* START *

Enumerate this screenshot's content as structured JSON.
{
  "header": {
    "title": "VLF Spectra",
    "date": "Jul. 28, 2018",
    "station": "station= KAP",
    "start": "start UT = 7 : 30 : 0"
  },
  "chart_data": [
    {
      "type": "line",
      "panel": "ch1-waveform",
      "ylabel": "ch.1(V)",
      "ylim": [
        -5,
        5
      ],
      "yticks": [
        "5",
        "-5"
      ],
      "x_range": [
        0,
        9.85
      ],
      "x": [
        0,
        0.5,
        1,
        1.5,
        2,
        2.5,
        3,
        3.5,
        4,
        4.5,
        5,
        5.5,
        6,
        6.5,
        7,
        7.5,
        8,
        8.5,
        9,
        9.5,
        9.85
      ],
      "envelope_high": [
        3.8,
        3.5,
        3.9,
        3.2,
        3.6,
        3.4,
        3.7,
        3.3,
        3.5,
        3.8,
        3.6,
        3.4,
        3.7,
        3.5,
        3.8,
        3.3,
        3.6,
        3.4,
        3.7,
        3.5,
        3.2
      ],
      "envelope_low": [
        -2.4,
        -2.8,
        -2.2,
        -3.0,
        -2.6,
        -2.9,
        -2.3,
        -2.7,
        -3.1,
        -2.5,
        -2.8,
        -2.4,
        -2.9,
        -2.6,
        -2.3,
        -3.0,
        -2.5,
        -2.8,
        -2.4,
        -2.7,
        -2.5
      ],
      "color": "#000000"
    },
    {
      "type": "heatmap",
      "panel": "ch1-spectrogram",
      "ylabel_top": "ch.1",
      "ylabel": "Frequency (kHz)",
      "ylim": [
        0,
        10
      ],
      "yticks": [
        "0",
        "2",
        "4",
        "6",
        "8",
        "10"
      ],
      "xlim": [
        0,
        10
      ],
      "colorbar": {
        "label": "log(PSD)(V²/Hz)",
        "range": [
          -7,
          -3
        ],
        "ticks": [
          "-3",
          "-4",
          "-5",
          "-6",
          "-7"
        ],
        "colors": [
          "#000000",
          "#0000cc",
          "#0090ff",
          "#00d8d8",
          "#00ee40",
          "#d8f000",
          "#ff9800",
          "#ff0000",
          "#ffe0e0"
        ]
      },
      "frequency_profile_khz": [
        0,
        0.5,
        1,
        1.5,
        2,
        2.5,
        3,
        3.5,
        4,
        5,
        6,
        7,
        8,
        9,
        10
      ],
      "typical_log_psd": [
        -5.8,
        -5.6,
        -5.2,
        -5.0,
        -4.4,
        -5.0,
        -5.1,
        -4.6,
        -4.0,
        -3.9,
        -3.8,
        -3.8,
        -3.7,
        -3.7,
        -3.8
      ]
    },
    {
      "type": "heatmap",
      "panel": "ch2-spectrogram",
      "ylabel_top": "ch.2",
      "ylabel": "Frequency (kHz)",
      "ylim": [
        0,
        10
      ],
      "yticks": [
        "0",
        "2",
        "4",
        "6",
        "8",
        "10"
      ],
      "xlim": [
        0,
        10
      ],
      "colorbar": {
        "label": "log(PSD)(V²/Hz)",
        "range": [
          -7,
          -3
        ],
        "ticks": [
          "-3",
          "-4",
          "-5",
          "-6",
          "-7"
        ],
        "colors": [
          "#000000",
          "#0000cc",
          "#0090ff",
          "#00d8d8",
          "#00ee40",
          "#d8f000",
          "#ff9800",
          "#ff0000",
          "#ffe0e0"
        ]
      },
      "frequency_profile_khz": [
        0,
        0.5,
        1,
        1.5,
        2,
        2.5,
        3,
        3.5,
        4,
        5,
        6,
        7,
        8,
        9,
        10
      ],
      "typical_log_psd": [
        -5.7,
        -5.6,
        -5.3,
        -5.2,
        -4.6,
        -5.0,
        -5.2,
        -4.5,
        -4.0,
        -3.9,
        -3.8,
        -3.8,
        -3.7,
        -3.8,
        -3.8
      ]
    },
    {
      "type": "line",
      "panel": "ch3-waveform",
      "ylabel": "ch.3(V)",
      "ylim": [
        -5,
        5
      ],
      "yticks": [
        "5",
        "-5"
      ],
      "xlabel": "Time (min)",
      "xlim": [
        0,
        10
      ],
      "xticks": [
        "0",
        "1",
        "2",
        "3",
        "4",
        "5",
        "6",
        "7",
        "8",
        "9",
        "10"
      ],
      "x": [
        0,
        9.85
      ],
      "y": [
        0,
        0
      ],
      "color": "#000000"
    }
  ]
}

* END *
* START *

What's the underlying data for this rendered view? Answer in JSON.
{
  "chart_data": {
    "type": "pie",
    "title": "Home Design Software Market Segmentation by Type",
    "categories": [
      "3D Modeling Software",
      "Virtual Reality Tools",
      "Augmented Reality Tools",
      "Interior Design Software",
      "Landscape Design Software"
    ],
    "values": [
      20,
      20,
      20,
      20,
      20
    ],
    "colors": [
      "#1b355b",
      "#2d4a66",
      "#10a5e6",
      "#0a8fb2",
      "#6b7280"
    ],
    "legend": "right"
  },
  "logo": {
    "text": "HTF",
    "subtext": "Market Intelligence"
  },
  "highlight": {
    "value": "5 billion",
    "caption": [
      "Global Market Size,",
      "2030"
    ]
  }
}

* END *
* START *

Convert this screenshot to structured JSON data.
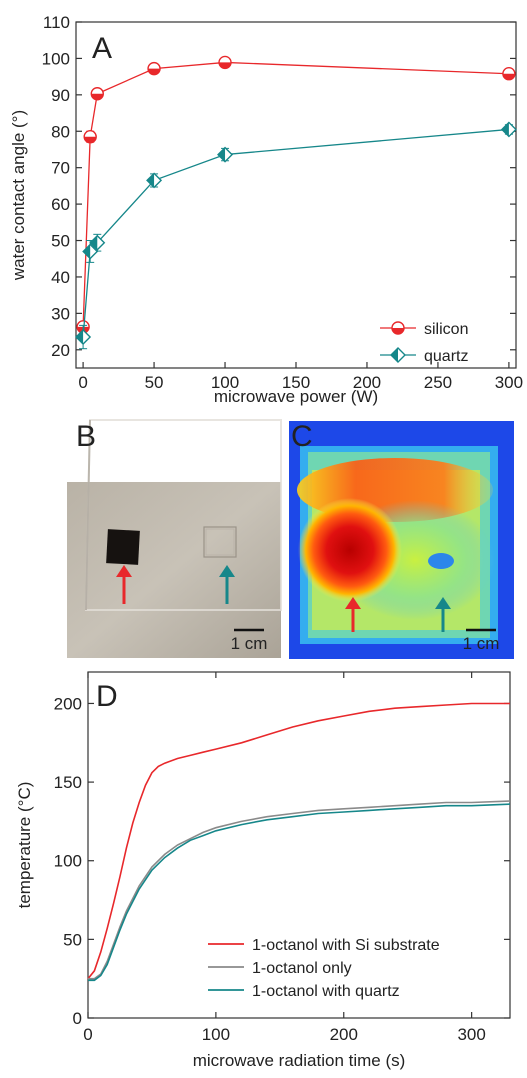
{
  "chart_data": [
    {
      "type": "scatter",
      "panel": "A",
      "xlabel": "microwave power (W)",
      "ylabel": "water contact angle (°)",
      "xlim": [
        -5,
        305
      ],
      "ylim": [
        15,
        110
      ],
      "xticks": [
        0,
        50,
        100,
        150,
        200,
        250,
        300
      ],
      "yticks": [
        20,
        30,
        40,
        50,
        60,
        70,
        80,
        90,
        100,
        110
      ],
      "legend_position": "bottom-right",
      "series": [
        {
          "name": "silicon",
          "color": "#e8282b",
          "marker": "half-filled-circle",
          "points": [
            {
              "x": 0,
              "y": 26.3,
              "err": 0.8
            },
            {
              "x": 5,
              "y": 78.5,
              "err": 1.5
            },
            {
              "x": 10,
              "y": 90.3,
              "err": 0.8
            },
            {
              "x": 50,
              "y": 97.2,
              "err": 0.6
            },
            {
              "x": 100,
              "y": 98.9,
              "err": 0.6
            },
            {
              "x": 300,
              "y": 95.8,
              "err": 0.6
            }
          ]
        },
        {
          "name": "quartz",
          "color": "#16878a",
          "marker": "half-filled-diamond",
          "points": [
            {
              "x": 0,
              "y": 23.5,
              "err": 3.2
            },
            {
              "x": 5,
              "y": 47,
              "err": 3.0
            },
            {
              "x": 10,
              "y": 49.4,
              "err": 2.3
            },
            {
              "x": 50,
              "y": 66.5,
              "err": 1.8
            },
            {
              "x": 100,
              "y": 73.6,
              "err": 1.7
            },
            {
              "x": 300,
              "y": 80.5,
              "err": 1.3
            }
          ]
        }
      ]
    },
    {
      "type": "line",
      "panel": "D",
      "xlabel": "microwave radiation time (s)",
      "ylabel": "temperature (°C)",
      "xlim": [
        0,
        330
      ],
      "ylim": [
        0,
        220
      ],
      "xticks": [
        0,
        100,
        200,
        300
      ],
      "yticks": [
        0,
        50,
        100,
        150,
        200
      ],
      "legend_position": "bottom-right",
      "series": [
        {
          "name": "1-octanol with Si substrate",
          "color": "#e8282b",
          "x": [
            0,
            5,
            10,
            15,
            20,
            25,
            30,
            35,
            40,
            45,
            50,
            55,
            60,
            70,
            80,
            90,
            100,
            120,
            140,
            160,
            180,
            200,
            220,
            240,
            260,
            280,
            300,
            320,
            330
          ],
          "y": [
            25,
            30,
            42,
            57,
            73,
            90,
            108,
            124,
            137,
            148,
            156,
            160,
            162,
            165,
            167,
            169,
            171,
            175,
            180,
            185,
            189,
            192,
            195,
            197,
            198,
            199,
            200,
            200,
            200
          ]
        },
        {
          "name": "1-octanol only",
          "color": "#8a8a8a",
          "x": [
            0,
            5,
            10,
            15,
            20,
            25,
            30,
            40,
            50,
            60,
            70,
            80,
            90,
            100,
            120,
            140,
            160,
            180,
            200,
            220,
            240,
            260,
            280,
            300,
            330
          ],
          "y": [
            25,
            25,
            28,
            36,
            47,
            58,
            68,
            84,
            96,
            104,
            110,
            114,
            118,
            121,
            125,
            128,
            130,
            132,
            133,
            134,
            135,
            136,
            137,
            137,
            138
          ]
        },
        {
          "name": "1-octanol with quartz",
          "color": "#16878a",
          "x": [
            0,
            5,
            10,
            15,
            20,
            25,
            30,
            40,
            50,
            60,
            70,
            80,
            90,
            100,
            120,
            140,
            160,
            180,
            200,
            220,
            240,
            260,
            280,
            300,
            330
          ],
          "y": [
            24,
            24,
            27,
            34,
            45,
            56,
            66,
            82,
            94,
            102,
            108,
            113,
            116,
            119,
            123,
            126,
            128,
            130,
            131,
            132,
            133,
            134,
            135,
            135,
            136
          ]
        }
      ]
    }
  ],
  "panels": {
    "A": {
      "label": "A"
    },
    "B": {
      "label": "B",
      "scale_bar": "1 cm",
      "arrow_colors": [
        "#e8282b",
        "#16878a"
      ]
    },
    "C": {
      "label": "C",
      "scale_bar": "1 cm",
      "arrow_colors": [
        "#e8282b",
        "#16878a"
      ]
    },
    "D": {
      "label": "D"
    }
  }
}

* END *

* **Aim of the exercise**
Locate all lines holding the word "Reality", then copy them out.

* **Finished exercise**
      "Virtual Reality Tools",
      "Augmented Reality Tools",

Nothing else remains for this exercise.